• [What you should do]
Report all lines from the entries below in which "Average" appears.

─── Records for this task

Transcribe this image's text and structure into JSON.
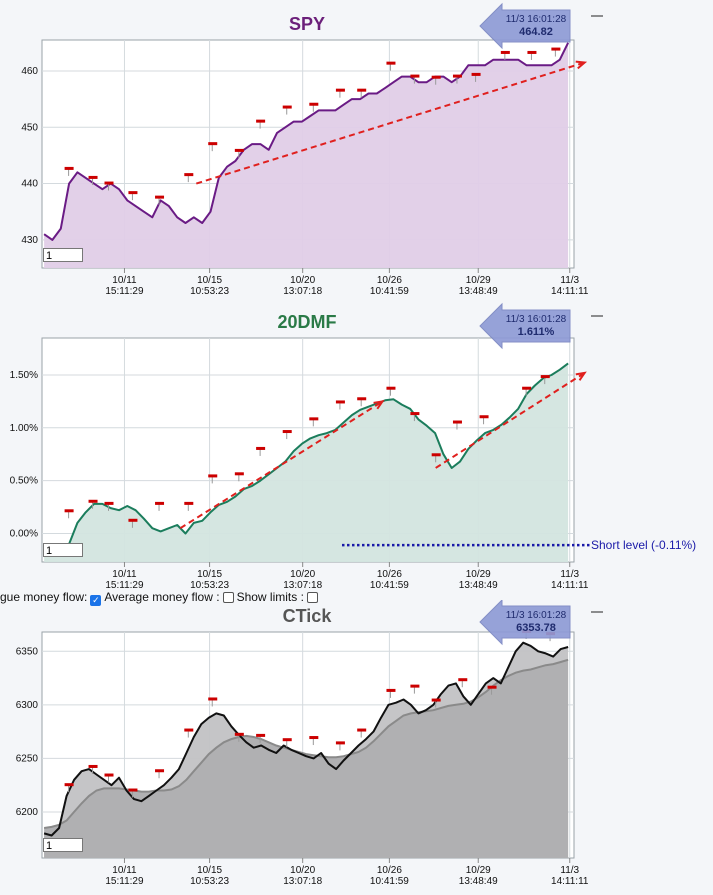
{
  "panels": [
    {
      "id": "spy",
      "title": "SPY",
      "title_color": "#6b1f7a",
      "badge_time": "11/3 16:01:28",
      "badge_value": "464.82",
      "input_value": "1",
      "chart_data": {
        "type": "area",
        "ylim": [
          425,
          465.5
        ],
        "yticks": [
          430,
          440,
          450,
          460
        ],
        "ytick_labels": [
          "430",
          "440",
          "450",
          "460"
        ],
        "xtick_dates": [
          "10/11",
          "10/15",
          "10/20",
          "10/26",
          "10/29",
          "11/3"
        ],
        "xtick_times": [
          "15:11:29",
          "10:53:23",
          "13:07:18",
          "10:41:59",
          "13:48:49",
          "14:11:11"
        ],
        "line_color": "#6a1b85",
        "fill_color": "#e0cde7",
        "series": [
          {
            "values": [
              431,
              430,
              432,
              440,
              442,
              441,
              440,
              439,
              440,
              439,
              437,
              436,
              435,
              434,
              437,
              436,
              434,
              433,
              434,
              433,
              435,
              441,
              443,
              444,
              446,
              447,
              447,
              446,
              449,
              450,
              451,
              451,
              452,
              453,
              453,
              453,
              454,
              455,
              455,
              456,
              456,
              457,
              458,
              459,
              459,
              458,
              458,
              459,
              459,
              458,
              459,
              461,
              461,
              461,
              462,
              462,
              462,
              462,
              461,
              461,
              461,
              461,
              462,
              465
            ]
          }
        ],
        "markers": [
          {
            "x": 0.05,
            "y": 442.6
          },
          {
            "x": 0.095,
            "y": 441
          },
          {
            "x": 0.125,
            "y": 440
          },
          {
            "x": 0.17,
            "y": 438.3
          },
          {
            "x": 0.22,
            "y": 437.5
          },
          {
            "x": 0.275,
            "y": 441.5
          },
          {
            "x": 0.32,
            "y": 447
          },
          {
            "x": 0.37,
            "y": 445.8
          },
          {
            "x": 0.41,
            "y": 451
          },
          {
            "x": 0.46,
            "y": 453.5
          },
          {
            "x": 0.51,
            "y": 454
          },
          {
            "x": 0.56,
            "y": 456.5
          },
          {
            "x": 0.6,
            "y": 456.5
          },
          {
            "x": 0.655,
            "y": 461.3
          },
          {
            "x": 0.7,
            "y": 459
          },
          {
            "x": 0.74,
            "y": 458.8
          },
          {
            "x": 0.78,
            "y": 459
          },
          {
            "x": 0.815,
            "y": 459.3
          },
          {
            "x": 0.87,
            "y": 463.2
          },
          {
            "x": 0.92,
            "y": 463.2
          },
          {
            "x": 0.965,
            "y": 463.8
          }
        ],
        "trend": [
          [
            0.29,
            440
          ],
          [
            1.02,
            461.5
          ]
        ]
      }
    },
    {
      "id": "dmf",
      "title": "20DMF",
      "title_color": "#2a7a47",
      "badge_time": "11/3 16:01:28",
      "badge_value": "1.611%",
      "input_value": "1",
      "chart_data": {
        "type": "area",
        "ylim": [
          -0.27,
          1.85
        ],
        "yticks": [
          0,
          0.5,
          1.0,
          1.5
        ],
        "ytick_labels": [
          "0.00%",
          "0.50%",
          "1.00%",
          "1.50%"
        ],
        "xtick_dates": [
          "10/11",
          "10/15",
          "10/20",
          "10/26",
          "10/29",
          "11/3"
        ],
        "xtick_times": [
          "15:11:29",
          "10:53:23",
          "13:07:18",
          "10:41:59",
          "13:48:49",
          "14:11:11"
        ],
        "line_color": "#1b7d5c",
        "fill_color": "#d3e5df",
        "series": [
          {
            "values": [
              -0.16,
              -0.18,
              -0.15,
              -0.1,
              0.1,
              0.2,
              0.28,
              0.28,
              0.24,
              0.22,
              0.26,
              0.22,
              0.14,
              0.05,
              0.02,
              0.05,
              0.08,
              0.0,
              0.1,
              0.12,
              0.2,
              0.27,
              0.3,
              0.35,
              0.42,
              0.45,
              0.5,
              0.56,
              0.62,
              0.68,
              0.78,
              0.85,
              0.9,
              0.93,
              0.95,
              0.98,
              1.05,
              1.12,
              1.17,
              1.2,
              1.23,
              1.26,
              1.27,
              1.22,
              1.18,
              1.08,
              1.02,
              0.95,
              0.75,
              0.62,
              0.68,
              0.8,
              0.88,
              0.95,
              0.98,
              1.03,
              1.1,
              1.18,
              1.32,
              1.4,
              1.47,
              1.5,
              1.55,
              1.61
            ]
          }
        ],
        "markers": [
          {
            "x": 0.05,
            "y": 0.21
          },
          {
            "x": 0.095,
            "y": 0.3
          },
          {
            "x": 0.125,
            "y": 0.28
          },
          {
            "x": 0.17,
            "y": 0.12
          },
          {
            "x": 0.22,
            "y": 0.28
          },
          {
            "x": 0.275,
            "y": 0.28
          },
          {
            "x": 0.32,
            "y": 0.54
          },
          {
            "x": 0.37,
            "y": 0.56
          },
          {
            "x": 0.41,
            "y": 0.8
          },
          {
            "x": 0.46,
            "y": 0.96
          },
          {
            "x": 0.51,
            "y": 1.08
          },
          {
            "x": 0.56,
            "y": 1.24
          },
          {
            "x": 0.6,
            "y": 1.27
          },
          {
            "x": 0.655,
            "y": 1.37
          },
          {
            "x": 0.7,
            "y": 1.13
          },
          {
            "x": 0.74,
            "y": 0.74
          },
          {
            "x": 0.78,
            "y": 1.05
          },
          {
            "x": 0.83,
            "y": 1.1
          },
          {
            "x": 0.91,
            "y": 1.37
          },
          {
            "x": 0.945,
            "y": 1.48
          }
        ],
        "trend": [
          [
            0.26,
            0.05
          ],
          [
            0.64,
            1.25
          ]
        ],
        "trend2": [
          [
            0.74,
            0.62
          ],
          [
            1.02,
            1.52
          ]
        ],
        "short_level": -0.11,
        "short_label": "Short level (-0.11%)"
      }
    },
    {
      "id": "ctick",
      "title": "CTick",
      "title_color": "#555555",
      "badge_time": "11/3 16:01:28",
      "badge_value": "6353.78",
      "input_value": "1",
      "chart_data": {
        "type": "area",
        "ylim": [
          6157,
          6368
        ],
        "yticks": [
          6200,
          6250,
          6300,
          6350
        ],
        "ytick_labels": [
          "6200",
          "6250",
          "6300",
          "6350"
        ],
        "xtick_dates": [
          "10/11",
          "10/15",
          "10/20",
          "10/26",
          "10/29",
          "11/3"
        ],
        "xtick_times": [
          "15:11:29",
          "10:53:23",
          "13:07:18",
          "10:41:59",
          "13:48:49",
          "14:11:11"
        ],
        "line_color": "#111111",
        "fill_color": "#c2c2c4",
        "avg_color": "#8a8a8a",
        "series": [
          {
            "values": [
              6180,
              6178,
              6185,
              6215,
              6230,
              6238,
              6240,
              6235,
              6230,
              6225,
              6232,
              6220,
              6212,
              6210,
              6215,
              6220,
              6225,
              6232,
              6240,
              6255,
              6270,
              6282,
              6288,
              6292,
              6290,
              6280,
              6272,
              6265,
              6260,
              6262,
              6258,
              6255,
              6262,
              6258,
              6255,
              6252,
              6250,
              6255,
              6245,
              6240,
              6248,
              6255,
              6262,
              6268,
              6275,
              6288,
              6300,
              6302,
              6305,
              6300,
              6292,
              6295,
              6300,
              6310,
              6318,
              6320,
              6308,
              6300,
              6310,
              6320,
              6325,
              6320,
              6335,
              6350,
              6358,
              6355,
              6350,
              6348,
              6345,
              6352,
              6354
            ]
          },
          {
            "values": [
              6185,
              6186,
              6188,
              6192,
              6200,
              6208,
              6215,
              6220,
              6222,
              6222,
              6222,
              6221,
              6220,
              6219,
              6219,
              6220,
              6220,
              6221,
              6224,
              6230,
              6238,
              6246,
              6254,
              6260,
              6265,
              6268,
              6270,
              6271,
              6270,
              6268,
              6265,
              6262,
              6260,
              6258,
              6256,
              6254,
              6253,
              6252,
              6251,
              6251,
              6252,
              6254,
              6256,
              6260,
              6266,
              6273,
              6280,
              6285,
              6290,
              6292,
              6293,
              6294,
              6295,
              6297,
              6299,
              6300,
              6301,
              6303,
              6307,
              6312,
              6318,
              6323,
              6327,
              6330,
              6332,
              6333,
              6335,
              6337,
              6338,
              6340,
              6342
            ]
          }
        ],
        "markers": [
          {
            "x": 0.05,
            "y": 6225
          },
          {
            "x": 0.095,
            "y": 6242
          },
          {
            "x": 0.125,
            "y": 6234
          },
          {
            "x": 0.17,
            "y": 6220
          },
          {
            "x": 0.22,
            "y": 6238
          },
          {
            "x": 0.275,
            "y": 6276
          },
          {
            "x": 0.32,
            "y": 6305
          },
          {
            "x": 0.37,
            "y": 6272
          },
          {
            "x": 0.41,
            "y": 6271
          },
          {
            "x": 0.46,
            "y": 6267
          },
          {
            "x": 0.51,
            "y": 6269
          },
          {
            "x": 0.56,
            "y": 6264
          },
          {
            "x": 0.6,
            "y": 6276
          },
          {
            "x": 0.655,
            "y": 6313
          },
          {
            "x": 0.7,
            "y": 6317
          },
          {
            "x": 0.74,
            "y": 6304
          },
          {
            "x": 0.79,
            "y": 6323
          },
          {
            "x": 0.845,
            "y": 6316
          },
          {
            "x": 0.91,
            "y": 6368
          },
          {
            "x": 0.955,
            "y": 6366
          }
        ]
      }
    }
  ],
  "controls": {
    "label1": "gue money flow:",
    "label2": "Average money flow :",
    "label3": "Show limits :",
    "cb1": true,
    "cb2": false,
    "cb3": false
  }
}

──────
─── Records for this task

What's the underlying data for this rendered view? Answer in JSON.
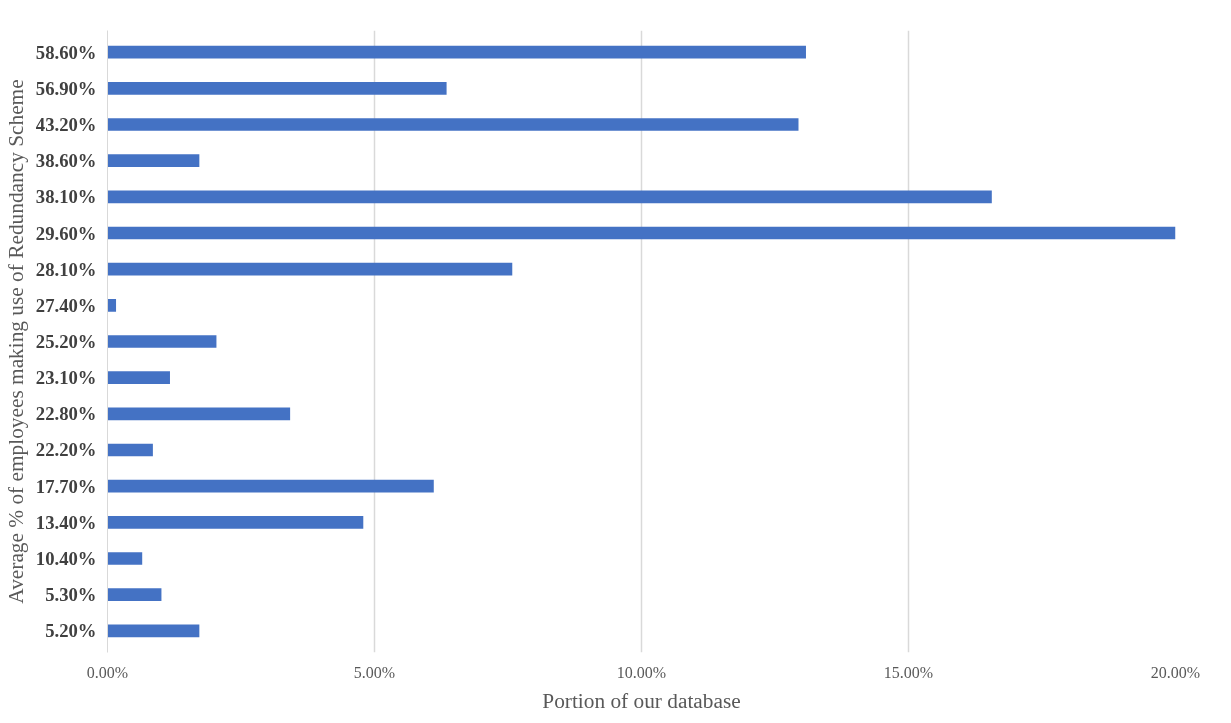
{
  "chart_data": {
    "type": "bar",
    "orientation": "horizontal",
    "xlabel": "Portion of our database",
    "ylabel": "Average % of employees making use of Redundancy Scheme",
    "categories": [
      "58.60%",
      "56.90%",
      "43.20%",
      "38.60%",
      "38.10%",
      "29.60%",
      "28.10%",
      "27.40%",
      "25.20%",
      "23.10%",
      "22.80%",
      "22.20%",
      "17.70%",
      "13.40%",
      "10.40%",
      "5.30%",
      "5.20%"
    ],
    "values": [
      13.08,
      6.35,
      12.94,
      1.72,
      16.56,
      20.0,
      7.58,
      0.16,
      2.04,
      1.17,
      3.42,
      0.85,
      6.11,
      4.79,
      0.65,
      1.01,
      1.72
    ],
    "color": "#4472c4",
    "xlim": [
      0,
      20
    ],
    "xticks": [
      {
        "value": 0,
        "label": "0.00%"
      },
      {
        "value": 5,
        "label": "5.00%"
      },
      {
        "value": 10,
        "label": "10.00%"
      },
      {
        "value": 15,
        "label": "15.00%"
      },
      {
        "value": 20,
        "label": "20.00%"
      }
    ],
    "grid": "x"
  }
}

──────

• [Response to this task]
    "label2": "Average money flow :",
    "ylabel": "Average % of employees making use of Redundancy Scheme",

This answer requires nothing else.